* STORED ROWS *

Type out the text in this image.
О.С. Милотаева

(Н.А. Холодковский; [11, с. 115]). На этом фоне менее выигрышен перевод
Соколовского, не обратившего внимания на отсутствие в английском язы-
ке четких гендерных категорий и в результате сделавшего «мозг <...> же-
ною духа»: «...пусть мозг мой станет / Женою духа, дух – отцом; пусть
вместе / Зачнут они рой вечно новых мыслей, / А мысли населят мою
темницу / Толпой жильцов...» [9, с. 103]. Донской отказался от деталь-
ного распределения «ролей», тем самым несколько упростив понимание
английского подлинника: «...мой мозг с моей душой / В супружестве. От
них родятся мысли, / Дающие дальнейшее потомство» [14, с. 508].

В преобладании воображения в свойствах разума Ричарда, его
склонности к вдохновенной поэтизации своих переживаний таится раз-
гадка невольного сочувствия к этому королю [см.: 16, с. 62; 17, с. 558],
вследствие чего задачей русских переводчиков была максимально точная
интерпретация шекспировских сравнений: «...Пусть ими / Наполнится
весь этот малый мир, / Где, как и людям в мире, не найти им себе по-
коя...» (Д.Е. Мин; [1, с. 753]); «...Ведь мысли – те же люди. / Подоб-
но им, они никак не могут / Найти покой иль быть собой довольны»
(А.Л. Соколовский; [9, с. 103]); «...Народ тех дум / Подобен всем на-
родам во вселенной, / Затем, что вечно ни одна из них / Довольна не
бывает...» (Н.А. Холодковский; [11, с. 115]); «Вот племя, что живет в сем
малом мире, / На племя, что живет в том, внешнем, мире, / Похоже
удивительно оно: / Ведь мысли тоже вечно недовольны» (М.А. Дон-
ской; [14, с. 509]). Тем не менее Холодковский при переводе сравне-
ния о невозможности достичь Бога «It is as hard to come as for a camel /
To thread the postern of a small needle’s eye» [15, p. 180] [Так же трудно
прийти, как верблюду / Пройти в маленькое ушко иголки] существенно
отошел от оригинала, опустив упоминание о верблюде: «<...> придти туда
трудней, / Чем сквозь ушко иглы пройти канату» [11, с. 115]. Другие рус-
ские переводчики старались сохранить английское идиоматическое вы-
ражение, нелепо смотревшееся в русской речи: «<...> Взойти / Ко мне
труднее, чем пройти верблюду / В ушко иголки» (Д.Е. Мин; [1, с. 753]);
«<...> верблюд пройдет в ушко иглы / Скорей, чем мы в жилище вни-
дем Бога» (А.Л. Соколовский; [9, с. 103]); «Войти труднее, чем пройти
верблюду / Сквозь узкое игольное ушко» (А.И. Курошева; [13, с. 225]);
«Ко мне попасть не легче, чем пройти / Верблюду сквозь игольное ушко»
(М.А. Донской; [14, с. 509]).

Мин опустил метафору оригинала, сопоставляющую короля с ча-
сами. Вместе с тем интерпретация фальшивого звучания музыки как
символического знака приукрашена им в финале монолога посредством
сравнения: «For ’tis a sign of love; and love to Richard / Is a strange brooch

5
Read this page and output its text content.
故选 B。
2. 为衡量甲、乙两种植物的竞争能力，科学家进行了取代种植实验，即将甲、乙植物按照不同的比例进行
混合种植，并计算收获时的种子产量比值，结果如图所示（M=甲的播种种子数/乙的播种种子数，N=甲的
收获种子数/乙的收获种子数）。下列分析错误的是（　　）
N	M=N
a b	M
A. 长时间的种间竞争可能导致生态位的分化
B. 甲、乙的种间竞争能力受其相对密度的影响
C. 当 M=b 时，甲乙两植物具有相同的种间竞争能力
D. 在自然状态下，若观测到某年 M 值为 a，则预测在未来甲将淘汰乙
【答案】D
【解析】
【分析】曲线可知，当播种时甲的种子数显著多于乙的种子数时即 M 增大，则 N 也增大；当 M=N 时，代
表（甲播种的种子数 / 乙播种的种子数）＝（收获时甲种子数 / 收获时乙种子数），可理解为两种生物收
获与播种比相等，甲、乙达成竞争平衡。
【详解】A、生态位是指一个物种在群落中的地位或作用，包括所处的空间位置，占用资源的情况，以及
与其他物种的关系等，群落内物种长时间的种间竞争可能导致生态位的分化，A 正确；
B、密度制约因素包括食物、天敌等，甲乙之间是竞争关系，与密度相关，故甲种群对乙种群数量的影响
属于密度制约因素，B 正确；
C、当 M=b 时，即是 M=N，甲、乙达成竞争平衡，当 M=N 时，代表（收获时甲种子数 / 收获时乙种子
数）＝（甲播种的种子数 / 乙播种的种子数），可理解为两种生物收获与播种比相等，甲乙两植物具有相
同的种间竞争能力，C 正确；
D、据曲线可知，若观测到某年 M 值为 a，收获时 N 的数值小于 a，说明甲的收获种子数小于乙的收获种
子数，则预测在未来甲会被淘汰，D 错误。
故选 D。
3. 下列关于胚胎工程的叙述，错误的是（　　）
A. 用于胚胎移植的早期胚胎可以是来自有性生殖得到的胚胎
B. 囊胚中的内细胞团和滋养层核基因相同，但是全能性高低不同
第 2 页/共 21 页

* THE TASK *
Reproduce the material exactly, with every line intact.

* ANSWER FOR THIS EXERCISE *
Type out the text in this image.
О.С. Милотаева

(Н.А. Холодковский; [11, с. 115]). На этом фоне менее выигрышен перевод
Соколовского, не обратившего внимания на отсутствие в английском язы-
ке четких гендерных категорий и в результате сделавшего «мозг <...> же-
ною духа»: «...пусть мозг мой станет / Женою духа, дух – отцом; пусть
вместе / Зачнут они рой вечно новых мыслей, / А мысли населят мою
темницу / Толпой жильцов...» [9, с. 103]. Донской отказался от деталь-
ного распределения «ролей», тем самым несколько упростив понимание
английского подлинника: «...мой мозг с моей душой / В супружестве. От
них родятся мысли, / Дающие дальнейшее потомство» [14, с. 508].

В преобладании воображения в свойствах разума Ричарда, его
склонности к вдохновенной поэтизации своих переживаний таится раз-
гадка невольного сочувствия к этому королю [см.: 16, с. 62; 17, с. 558],
вследствие чего задачей русских переводчиков была максимально точная
интерпретация шекспировских сравнений: «...Пусть ими / Наполнится
весь этот малый мир, / Где, как и людям в мире, не найти им себе по-
коя...» (Д.Е. Мин; [1, с. 753]); «...Ведь мысли – те же люди. / Подоб-
но им, они никак не могут / Найти покой иль быть собой довольны»
(А.Л. Соколовский; [9, с. 103]); «...Народ тех дум / Подобен всем на-
родам во вселенной, / Затем, что вечно ни одна из них / Довольна не
бывает...» (Н.А. Холодковский; [11, с. 115]); «Вот племя, что живет в сем
малом мире, / На племя, что живет в том, внешнем, мире, / Похоже
удивительно оно: / Ведь мысли тоже вечно недовольны» (М.А. Дон-
ской; [14, с. 509]). Тем не менее Холодковский при переводе сравне-
ния о невозможности достичь Бога «It is as hard to come as for a camel /
To thread the postern of a small needle’s eye» [15, p. 180] [Так же трудно
прийти, как верблюду / Пройти в маленькое ушко иголки] существенно
отошел от оригинала, опустив упоминание о верблюде: «<...> придти туда
трудней, / Чем сквозь ушко иглы пройти канату» [11, с. 115]. Другие рус-
ские переводчики старались сохранить английское идиоматическое вы-
ражение, нелепо смотревшееся в русской речи: «<...> Взойти / Ко мне
труднее, чем пройти верблюду / В ушко иголки» (Д.Е. Мин; [1, с. 753]);
«<...> верблюд пройдет в ушко иглы / Скорей, чем мы в жилище вни-
дем Бога» (А.Л. Соколовский; [9, с. 103]); «Войти труднее, чем пройти
верблюду / Сквозь узкое игольное ушко» (А.И. Курошева; [13, с. 225]);
«Ко мне попасть не легче, чем пройти / Верблюду сквозь игольное ушко»
(М.А. Донской; [14, с. 509]).

Мин опустил метафору оригинала, сопоставляющую короля с ча-
сами. Вместе с тем интерпретация фальшивого звучания музыки как
символического знака приукрашена им в финале монолога посредством
сравнения: «For ’tis a sign of love; and love to Richard / Is a strange brooch

5
Read this page and output its text content.
故选 B。
2. 为衡量甲、乙两种植物的竞争能力，科学家进行了取代种植实验，即将甲、乙植物按照不同的比例进行
混合种植，并计算收获时的种子产量比值，结果如图所示（M=甲的播种种子数/乙的播种种子数，N=甲的
收获种子数/乙的收获种子数）。下列分析错误的是（　　）
N	M=N
a b	M
A. 长时间的种间竞争可能导致生态位的分化
B. 甲、乙的种间竞争能力受其相对密度的影响
C. 当 M=b 时，甲乙两植物具有相同的种间竞争能力
D. 在自然状态下，若观测到某年 M 值为 a，则预测在未来甲将淘汰乙
【答案】D
【解析】
【分析】曲线可知，当播种时甲的种子数显著多于乙的种子数时即 M 增大，则 N 也增大；当 M=N 时，代
表（甲播种的种子数 / 乙播种的种子数）＝（收获时甲种子数 / 收获时乙种子数），可理解为两种生物收
获与播种比相等，甲、乙达成竞争平衡。
【详解】A、生态位是指一个物种在群落中的地位或作用，包括所处的空间位置，占用资源的情况，以及
与其他物种的关系等，群落内物种长时间的种间竞争可能导致生态位的分化，A 正确；
B、密度制约因素包括食物、天敌等，甲乙之间是竞争关系，与密度相关，故甲种群对乙种群数量的影响
属于密度制约因素，B 正确；
C、当 M=b 时，即是 M=N，甲、乙达成竞争平衡，当 M=N 时，代表（收获时甲种子数 / 收获时乙种子
数）＝（甲播种的种子数 / 乙播种的种子数），可理解为两种生物收获与播种比相等，甲乙两植物具有相
同的种间竞争能力，C 正确；
D、据曲线可知，若观测到某年 M 值为 a，收获时 N 的数值小于 a，说明甲的收获种子数小于乙的收获种
子数，则预测在未来甲会被淘汰，D 错误。
故选 D。
3. 下列关于胚胎工程的叙述，错误的是（　　）
A. 用于胚胎移植的早期胚胎可以是来自有性生殖得到的胚胎
B. 囊胚中的内细胞团和滋养层核基因相同，但是全能性高低不同
第 2 页/共 21 页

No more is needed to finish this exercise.